(Collected data entries)
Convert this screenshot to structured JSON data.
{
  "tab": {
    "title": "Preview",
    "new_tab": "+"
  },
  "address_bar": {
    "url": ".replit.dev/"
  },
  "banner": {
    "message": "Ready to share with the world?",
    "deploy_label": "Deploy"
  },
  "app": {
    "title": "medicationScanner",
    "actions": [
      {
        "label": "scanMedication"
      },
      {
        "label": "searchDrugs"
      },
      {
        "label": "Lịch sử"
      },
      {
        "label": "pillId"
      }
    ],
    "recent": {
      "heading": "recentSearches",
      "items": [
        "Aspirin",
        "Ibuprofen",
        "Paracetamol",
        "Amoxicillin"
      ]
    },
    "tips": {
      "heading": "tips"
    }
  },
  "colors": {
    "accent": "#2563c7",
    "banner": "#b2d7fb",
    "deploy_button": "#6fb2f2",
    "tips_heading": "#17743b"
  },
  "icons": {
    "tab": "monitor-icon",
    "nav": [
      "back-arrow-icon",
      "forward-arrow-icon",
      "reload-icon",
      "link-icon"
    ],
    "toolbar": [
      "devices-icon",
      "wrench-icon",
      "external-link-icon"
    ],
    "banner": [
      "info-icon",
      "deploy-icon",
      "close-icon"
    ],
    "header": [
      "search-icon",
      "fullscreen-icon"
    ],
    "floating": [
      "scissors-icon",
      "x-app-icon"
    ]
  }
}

▸ **Exercise aim**:
Give back all the records exactly as they stand.

▸ **Task answer**:
Convert this screenshot to structured JSON data.
{
  "tab": {
    "title": "Preview",
    "new_tab": "+"
  },
  "address_bar": {
    "url": ".replit.dev/"
  },
  "banner": {
    "message": "Ready to share with the world?",
    "deploy_label": "Deploy"
  },
  "app": {
    "title": "medicationScanner",
    "actions": [
      {
        "label": "scanMedication"
      },
      {
        "label": "searchDrugs"
      },
      {
        "label": "Lịch sử"
      },
      {
        "label": "pillId"
      }
    ],
    "recent": {
      "heading": "recentSearches",
      "items": [
        "Aspirin",
        "Ibuprofen",
        "Paracetamol",
        "Amoxicillin"
      ]
    },
    "tips": {
      "heading": "tips"
    }
  },
  "colors": {
    "accent": "#2563c7",
    "banner": "#b2d7fb",
    "deploy_button": "#6fb2f2",
    "tips_heading": "#17743b"
  },
  "icons": {
    "tab": "monitor-icon",
    "nav": [
      "back-arrow-icon",
      "forward-arrow-icon",
      "reload-icon",
      "link-icon"
    ],
    "toolbar": [
      "devices-icon",
      "wrench-icon",
      "external-link-icon"
    ],
    "banner": [
      "info-icon",
      "deploy-icon",
      "close-icon"
    ],
    "header": [
      "search-icon",
      "fullscreen-icon"
    ],
    "floating": [
      "scissors-icon",
      "x-app-icon"
    ]
  }
}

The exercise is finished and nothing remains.